Data entries

════════════════

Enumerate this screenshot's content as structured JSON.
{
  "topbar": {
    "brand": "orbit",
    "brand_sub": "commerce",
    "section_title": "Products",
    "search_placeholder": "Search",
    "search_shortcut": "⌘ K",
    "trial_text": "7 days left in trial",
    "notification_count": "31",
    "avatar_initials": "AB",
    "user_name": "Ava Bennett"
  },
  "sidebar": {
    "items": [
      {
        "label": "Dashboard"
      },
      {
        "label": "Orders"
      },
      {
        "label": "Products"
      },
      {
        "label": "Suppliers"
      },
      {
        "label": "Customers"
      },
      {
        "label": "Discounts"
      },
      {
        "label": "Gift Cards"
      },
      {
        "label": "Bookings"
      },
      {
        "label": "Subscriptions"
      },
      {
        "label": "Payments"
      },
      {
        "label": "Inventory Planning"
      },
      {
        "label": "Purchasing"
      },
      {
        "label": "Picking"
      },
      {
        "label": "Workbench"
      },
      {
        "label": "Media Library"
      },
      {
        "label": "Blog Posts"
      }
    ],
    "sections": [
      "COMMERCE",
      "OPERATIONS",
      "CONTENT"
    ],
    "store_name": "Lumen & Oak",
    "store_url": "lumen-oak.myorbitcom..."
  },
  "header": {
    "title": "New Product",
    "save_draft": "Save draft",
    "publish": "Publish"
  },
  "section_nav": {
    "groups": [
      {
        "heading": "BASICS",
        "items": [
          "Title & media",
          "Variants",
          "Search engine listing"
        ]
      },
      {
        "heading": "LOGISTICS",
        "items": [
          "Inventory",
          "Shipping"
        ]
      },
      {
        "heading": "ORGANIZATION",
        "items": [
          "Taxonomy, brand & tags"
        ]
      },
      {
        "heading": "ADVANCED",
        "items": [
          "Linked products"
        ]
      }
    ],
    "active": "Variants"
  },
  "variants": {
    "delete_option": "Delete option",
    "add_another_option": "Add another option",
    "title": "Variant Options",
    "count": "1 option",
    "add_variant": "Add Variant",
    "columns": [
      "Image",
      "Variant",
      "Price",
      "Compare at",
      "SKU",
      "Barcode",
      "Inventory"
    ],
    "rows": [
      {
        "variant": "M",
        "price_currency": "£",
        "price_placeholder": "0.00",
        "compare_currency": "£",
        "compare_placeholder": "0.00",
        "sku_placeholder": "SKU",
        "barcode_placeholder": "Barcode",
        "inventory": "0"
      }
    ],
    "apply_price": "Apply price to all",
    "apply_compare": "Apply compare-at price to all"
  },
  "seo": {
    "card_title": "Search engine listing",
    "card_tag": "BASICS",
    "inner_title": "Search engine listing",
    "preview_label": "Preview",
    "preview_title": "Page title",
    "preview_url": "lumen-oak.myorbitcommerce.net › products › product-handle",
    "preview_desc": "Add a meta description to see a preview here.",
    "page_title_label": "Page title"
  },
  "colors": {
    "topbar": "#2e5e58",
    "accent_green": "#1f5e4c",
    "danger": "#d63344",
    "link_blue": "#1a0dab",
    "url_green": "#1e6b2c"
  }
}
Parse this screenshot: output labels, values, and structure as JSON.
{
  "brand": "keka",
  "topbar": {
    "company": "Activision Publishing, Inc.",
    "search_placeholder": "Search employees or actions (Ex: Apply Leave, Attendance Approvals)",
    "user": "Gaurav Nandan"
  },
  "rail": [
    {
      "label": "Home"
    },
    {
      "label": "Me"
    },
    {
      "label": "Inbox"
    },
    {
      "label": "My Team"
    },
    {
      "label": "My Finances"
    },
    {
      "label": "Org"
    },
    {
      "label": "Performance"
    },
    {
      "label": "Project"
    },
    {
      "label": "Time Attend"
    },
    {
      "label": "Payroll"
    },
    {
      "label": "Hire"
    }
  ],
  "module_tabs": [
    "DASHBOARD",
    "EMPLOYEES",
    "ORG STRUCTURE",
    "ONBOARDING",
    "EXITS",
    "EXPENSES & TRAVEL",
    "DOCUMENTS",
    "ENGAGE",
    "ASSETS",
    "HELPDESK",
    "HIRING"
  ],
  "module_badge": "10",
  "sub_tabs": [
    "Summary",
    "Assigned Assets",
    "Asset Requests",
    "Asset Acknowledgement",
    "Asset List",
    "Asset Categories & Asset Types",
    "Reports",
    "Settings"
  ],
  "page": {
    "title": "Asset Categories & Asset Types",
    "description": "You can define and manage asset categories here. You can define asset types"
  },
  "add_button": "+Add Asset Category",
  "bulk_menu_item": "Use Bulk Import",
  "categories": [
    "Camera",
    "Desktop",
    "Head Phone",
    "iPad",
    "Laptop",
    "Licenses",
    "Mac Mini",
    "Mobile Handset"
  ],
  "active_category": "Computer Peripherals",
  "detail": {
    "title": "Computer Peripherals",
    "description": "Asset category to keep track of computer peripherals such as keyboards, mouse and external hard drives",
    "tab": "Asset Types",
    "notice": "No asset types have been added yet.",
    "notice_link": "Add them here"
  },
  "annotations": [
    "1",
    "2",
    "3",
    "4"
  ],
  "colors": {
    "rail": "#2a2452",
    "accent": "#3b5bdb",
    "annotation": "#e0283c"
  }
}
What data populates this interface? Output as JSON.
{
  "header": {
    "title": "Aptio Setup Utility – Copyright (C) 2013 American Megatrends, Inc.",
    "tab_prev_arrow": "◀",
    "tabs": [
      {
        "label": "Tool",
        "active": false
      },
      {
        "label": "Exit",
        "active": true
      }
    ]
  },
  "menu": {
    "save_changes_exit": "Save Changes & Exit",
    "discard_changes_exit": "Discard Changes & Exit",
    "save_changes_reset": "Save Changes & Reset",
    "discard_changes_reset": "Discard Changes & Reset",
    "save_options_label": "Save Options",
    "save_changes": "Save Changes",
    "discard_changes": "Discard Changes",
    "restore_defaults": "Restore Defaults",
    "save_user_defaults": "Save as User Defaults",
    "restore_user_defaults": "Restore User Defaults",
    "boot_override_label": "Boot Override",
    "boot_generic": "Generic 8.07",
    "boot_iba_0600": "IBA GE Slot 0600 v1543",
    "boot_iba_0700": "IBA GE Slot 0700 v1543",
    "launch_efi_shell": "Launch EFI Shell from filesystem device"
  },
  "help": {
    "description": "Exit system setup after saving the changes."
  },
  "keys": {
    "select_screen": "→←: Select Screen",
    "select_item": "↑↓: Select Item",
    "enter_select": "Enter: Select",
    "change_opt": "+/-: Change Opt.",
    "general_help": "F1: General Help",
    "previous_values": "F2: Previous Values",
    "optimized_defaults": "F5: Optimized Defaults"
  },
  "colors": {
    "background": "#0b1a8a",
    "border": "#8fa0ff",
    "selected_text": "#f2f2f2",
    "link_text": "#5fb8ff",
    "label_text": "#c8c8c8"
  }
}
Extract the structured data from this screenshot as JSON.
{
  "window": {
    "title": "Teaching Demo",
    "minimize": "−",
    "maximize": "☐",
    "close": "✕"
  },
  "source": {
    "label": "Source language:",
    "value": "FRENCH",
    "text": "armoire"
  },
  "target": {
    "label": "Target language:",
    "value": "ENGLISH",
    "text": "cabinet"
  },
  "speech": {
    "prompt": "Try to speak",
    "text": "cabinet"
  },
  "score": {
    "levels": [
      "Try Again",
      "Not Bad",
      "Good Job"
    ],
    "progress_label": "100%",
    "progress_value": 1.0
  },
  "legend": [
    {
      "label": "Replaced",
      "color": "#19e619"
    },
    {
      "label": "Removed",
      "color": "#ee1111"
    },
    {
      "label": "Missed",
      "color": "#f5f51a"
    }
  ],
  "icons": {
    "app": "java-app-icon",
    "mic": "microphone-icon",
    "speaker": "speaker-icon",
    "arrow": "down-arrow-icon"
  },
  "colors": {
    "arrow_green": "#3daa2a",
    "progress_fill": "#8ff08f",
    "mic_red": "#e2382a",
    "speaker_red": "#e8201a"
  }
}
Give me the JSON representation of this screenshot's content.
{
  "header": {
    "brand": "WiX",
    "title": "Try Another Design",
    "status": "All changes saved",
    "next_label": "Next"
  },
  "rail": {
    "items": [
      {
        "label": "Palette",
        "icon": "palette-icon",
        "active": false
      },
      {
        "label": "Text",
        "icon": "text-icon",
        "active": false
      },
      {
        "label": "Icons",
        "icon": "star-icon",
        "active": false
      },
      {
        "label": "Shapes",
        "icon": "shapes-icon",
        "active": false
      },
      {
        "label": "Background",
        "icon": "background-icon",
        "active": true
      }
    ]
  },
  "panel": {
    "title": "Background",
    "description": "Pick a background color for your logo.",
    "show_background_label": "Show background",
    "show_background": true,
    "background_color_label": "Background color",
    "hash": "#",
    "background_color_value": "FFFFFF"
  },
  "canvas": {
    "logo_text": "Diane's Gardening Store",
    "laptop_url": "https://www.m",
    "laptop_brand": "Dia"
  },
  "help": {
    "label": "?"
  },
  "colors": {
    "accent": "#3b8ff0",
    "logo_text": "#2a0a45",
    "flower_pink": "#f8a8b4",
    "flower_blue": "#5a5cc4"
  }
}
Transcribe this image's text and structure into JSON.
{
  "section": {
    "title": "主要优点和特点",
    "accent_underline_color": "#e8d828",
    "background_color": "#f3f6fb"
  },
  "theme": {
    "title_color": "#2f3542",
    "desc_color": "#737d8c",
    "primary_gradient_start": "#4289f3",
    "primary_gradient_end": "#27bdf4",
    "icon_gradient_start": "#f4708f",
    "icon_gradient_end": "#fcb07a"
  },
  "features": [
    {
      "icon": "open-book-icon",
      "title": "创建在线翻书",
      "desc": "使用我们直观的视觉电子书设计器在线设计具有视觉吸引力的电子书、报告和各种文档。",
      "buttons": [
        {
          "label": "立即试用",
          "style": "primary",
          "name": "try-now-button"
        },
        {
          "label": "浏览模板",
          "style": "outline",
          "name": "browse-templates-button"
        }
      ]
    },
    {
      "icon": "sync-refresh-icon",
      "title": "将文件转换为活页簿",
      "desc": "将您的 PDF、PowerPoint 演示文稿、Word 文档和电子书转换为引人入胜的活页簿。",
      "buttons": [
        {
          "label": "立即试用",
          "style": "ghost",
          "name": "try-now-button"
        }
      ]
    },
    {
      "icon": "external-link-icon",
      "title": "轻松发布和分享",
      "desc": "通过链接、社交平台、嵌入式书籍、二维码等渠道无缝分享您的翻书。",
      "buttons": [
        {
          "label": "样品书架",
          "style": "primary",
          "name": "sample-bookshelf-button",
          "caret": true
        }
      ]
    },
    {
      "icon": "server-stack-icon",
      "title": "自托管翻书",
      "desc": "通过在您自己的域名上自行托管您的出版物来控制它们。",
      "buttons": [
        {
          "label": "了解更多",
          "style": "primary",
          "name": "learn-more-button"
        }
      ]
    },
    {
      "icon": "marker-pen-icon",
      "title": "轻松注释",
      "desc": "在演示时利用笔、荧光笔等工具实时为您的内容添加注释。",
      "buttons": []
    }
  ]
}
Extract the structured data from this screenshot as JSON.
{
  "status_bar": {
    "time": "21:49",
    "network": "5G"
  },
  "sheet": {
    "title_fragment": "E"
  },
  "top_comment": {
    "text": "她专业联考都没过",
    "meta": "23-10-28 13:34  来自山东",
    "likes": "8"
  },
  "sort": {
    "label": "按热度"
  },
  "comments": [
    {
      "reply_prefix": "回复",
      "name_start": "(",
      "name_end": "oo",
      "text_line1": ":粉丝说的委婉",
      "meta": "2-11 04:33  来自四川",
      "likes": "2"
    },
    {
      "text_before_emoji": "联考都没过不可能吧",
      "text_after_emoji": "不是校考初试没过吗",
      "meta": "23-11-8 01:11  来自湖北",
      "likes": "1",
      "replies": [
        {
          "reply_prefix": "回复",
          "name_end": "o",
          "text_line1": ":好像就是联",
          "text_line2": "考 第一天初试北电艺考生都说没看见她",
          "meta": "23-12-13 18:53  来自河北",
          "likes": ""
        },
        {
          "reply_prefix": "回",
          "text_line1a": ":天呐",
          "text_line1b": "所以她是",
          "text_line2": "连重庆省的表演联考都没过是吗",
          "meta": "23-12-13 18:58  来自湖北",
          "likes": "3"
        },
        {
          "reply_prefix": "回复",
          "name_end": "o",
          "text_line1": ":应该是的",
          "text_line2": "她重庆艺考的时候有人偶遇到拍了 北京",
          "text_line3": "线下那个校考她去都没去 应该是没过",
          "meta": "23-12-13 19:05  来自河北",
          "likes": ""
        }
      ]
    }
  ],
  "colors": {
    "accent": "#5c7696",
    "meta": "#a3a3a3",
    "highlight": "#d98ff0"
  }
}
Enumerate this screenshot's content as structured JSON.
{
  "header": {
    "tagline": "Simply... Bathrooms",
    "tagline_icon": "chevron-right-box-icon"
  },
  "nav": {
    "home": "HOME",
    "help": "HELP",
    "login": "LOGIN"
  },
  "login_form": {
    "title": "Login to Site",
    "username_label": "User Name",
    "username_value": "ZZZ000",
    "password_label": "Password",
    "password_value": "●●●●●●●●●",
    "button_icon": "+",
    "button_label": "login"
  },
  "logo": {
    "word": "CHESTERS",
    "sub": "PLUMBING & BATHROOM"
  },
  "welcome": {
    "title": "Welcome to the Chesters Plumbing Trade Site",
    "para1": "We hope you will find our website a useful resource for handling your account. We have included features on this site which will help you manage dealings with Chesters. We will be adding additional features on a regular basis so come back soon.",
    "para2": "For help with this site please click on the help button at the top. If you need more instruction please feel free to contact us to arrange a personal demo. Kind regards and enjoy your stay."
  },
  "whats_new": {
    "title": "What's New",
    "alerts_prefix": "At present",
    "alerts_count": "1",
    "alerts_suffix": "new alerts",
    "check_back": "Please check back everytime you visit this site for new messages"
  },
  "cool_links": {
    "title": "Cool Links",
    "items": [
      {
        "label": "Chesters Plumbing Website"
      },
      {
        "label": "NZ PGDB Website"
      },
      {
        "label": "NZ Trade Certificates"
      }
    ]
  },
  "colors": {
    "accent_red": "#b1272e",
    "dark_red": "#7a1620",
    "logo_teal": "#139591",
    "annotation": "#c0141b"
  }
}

════════════════

> _Task details_: In the entries above, how many lines hold the word "description"? State the number and nothing else.

> _Answer for the task_: 5